Among the records below, find each line that includes the string "with" and copy it.

[Collected data entries]
-- begin --

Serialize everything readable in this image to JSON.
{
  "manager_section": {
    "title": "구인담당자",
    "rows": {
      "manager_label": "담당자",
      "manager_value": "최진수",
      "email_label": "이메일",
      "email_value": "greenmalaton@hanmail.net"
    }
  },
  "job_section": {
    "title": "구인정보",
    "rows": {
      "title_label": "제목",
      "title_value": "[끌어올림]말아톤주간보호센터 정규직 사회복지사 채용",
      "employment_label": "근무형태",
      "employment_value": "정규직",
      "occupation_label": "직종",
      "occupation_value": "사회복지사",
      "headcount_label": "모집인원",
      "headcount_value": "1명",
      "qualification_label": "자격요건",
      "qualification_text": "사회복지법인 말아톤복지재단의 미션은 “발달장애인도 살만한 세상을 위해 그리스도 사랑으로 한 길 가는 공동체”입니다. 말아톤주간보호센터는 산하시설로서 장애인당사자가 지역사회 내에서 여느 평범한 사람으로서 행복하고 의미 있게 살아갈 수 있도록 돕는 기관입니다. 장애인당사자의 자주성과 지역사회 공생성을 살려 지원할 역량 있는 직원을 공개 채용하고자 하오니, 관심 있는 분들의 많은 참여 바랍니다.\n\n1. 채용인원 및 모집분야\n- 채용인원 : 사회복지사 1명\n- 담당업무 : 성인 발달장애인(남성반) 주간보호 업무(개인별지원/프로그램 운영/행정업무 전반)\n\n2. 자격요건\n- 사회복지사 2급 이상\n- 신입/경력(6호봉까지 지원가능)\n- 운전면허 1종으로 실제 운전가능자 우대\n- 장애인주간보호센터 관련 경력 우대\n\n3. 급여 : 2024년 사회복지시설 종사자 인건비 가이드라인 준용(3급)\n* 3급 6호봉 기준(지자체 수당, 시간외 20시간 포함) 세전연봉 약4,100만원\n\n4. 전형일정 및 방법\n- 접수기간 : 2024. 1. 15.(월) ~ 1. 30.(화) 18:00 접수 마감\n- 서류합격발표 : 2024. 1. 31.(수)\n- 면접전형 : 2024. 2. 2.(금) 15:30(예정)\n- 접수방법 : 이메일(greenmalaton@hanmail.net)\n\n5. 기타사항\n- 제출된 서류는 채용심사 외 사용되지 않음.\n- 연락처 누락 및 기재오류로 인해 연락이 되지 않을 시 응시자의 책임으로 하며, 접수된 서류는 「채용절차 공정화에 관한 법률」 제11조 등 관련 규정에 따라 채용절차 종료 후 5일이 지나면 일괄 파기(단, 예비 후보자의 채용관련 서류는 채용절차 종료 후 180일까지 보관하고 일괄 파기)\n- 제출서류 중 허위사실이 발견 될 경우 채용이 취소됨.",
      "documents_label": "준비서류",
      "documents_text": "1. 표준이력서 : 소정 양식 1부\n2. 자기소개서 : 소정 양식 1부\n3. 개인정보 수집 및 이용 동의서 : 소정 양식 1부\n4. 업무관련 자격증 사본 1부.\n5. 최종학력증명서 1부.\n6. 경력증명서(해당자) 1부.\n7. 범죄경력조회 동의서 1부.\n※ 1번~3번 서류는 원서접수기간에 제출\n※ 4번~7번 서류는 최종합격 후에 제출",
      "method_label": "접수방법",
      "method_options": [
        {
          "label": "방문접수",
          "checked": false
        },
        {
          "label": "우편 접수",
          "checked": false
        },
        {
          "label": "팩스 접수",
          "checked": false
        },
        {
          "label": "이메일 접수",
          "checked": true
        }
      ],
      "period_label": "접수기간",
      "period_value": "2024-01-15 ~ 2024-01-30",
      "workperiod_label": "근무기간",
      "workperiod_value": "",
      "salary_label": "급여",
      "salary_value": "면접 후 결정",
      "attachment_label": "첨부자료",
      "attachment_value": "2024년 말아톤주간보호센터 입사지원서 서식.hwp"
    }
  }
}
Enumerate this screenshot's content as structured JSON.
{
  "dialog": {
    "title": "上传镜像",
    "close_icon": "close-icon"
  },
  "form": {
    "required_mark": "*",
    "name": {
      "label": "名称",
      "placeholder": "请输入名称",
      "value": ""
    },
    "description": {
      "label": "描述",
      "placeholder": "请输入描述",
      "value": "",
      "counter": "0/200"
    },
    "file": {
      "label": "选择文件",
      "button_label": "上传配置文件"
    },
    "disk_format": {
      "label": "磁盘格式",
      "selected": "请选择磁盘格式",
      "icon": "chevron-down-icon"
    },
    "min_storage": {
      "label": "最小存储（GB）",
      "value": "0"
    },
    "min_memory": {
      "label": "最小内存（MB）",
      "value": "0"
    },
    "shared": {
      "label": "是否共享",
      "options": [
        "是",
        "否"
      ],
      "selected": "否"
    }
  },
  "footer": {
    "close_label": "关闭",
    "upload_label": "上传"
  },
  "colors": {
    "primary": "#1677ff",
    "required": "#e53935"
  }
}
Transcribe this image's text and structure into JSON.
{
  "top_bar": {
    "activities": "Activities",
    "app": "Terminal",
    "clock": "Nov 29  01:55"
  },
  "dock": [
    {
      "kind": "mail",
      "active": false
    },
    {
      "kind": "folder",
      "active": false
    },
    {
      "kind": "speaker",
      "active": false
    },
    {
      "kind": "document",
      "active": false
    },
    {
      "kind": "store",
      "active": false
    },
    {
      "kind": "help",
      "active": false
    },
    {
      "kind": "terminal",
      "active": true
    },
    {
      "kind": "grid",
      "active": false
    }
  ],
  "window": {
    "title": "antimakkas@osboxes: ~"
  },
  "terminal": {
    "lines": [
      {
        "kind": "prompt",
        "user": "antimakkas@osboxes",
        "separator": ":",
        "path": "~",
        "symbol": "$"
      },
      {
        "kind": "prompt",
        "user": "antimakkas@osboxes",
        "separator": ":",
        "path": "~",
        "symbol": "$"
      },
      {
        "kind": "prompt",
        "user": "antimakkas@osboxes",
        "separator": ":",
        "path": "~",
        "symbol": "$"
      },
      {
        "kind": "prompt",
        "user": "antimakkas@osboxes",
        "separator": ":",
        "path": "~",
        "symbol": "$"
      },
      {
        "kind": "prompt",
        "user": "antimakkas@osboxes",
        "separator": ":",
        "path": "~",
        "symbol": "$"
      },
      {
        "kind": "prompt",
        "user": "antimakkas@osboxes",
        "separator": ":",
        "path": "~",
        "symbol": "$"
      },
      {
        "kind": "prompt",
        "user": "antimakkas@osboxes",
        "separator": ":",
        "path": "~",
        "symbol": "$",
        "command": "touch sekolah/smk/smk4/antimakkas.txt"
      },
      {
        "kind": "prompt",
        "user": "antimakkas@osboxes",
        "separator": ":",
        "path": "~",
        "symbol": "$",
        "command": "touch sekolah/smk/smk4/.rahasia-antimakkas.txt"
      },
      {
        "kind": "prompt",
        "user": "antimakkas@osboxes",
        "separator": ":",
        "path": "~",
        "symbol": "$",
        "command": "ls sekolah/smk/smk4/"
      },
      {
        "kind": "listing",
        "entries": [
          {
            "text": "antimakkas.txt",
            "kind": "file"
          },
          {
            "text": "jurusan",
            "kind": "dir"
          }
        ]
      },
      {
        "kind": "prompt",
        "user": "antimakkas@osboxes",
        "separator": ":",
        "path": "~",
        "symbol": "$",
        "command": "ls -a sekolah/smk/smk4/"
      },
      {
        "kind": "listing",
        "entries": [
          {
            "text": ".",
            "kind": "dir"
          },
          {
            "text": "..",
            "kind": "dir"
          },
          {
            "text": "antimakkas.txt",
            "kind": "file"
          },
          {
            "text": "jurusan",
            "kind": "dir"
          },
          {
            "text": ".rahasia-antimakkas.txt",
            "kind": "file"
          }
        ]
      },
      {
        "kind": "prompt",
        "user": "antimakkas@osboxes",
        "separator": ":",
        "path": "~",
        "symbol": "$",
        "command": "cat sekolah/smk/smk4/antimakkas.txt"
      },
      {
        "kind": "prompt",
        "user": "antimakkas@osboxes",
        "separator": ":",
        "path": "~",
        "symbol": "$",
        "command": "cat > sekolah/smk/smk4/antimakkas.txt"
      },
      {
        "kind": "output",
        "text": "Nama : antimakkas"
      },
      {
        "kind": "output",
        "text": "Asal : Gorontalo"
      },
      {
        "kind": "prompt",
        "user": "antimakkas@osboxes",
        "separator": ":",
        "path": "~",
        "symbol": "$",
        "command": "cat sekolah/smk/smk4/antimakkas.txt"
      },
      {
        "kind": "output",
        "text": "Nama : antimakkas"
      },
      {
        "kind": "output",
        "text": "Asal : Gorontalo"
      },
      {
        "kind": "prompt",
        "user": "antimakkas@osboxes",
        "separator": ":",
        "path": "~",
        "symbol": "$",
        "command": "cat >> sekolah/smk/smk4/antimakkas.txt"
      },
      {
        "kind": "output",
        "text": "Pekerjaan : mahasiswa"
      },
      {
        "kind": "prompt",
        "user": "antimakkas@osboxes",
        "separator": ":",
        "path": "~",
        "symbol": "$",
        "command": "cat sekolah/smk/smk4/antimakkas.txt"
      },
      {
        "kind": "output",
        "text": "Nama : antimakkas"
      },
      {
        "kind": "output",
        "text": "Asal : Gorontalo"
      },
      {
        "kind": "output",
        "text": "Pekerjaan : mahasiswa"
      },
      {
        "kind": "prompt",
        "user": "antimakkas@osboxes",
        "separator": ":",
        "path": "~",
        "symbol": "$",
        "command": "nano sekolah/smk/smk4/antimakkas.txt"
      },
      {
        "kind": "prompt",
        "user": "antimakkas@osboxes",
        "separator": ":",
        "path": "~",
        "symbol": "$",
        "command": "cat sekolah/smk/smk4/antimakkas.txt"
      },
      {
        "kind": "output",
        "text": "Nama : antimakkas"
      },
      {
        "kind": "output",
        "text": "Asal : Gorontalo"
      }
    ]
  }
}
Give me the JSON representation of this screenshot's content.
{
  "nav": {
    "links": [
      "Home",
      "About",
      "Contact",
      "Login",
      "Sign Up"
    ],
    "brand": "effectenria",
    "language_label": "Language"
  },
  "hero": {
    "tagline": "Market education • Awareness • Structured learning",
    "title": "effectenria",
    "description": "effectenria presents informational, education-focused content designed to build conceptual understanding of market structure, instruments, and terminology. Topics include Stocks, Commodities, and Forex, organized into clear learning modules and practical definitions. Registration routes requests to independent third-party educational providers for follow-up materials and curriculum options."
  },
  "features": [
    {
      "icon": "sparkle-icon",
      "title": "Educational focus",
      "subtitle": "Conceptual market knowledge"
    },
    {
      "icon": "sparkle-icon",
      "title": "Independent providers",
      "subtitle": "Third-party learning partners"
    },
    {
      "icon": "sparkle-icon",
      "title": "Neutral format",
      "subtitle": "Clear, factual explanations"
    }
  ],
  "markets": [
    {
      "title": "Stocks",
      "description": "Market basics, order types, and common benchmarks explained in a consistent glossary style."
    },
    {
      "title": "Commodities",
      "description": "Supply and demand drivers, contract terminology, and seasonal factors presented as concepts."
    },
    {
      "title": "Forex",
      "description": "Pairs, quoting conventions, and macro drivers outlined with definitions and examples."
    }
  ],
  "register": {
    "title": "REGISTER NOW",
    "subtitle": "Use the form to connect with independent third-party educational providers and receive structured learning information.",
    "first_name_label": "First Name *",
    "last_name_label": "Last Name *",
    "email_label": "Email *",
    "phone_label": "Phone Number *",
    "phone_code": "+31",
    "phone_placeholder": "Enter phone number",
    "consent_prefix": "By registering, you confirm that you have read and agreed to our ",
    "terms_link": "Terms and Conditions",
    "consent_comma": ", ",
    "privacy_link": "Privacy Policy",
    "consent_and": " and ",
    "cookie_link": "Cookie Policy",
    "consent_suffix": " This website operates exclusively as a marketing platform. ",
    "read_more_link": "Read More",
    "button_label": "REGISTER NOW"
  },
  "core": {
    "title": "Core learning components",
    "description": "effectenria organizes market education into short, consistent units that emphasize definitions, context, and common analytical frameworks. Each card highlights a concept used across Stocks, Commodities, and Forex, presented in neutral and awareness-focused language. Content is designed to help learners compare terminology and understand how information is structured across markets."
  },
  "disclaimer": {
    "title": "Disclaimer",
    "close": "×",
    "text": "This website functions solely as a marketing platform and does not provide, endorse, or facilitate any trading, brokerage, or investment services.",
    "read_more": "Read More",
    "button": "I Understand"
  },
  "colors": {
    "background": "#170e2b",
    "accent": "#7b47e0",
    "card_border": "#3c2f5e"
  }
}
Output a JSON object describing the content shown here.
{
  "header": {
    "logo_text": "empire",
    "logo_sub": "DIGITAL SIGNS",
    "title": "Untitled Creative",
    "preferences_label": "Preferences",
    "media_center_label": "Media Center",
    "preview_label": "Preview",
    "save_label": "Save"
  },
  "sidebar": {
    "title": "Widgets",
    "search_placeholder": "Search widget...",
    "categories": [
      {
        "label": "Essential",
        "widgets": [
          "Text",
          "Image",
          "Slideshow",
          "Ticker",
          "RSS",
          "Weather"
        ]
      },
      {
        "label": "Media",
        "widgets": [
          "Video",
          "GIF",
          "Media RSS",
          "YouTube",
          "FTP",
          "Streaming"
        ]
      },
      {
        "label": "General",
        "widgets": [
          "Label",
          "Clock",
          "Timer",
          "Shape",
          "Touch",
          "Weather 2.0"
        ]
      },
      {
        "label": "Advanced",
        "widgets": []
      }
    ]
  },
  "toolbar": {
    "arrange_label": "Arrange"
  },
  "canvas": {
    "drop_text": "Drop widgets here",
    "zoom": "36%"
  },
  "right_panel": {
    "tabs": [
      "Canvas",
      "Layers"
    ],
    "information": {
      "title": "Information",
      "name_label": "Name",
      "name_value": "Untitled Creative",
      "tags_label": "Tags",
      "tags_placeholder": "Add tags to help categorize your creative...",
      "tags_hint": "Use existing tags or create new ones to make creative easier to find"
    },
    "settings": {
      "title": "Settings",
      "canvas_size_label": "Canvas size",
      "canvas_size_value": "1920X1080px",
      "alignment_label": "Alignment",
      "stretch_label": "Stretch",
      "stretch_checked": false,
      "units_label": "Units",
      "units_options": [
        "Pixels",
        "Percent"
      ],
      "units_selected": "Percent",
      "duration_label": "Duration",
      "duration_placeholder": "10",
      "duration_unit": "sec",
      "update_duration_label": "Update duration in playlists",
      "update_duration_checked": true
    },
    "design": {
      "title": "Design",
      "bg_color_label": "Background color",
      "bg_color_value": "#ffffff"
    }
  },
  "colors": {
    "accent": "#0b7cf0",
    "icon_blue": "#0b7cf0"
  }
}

-- end --

* _RESULT OF THE EXERCISE_:
      "description": "Pairs, quoting conventions, and macro drivers outlined with definitions and examples."
    "subtitle": "Use the form to connect with independent third-party educational providers and receive structured learning information.",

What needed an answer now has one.